** Task requirements **
Write out each line in which the string "Teacher" is present.

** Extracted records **
========================
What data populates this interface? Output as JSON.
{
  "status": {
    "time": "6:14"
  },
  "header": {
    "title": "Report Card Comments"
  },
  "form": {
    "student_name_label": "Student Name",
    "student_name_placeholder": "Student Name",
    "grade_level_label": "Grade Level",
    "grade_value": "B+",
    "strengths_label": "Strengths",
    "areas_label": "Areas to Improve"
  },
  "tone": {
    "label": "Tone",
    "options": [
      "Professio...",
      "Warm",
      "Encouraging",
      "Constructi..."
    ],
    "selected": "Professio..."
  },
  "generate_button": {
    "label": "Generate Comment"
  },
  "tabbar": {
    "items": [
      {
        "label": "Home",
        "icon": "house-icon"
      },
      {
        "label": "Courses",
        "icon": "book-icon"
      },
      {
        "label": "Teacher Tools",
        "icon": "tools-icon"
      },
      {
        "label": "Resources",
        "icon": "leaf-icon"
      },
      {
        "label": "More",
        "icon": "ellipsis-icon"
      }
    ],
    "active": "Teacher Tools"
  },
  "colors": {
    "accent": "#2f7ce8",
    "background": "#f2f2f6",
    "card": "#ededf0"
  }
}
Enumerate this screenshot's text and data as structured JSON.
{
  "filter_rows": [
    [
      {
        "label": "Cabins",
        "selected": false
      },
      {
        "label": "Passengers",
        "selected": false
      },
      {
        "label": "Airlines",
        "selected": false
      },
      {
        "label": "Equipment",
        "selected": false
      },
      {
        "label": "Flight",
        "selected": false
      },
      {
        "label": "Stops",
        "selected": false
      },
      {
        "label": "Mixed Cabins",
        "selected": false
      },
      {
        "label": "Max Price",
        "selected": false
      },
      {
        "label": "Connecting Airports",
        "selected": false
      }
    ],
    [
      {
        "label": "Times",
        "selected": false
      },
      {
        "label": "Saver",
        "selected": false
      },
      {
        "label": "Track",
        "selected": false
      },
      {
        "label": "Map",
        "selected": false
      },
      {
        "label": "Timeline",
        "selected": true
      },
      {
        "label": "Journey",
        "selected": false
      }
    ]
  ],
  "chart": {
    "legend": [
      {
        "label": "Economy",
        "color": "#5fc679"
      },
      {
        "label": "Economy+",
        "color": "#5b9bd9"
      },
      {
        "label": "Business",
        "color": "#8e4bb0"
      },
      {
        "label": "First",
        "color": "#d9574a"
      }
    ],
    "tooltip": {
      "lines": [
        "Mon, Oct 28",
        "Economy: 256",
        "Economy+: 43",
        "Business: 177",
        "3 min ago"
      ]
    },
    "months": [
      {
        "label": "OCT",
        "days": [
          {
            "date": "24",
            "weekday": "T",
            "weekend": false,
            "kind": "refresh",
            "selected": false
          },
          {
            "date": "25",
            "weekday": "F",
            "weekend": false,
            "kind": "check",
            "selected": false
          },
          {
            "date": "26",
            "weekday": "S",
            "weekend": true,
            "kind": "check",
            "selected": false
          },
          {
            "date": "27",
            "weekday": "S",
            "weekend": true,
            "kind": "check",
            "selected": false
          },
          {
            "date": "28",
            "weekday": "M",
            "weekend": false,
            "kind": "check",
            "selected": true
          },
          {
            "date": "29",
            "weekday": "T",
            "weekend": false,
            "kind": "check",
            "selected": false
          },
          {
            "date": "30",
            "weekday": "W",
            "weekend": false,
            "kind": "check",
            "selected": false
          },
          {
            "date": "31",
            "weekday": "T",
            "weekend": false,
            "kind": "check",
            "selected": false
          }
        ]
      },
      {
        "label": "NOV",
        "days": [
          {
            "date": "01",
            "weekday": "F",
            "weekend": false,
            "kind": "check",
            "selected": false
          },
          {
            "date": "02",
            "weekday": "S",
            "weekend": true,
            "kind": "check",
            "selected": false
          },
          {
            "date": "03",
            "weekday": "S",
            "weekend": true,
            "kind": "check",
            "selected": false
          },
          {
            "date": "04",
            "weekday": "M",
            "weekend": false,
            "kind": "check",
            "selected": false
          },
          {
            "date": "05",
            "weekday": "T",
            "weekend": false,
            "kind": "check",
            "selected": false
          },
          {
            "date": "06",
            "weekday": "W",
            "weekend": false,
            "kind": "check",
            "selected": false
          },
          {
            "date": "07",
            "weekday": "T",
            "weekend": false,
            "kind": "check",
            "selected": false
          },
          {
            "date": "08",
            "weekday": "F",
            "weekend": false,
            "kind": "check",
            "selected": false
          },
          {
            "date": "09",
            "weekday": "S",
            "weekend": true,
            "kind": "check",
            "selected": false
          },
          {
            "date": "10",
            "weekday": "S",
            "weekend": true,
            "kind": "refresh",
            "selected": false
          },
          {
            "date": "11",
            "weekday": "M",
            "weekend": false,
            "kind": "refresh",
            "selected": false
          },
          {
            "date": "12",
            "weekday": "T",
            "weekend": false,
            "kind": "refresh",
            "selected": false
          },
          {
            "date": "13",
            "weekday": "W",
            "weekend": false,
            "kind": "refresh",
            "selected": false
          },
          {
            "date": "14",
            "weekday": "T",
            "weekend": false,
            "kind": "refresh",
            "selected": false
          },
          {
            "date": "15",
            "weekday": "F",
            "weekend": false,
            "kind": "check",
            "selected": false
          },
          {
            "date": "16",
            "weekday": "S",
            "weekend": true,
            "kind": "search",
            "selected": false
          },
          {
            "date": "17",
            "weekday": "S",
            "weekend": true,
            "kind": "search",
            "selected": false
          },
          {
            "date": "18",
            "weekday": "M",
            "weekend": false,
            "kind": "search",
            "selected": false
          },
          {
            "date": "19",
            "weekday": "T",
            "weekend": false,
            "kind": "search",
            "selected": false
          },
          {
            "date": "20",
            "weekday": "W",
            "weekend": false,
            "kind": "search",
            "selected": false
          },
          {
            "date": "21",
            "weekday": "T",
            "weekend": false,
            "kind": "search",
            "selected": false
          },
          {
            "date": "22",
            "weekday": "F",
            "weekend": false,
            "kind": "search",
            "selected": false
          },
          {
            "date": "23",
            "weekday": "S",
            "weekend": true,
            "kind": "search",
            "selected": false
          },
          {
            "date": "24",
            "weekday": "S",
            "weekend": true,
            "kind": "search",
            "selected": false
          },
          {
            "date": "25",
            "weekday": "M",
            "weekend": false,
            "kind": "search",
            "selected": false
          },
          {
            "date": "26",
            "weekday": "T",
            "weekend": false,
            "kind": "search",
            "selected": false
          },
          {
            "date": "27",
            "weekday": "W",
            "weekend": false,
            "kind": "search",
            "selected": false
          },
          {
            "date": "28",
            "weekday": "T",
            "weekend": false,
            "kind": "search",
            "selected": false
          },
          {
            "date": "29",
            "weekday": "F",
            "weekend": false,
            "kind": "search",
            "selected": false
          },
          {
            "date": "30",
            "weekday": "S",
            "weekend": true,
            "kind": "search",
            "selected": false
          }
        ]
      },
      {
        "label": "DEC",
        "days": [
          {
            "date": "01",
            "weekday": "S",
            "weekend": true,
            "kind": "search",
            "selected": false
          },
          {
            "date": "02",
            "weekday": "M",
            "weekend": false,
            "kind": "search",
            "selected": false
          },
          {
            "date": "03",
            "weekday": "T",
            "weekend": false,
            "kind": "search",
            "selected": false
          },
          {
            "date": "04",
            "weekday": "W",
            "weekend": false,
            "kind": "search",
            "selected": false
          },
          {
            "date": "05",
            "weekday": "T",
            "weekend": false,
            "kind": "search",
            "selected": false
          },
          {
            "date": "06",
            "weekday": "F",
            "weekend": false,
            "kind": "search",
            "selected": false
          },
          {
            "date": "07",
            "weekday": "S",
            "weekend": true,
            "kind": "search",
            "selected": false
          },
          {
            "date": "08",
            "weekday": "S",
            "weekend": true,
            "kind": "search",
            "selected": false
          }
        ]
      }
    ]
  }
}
========================
** Output for this exercise **
        "label": "Teacher Tools",
    "active": "Teacher Tools"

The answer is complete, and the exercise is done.